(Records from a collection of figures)
○ ○ ○ ○ ○

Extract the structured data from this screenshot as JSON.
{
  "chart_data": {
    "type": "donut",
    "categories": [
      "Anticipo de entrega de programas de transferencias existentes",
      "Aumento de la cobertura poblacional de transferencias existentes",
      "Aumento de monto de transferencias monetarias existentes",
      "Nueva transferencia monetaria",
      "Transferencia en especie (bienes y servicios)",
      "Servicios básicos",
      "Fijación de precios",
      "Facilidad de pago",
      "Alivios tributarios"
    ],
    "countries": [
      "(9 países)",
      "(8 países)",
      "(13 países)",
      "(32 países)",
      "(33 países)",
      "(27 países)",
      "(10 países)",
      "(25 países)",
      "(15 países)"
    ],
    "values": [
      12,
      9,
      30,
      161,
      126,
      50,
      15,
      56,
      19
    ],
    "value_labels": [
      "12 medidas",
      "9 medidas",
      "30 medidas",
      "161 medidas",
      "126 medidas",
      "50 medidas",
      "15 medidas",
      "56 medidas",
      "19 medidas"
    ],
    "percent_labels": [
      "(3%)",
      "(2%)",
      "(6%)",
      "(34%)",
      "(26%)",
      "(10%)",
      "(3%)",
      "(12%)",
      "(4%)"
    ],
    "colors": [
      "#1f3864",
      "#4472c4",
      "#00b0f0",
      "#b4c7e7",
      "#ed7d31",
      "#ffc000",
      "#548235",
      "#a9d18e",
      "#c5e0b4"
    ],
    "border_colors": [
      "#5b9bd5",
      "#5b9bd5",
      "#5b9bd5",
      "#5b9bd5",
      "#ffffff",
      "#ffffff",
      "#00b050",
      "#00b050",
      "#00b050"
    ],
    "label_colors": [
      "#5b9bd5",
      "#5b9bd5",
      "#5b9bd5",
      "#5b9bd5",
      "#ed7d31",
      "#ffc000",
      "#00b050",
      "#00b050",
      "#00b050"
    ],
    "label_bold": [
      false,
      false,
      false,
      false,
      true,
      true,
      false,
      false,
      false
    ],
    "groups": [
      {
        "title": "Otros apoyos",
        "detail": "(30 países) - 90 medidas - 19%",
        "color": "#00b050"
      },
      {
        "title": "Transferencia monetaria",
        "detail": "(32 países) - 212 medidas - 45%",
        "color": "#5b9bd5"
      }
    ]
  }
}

○ ○ ○ ○ ○

Pull out the lines above in which the word "detail" appears.

Completed task -
        "detail": "(30 países) - 90 medidas - 19%",
        "detail": "(32 países) - 212 medidas - 45%",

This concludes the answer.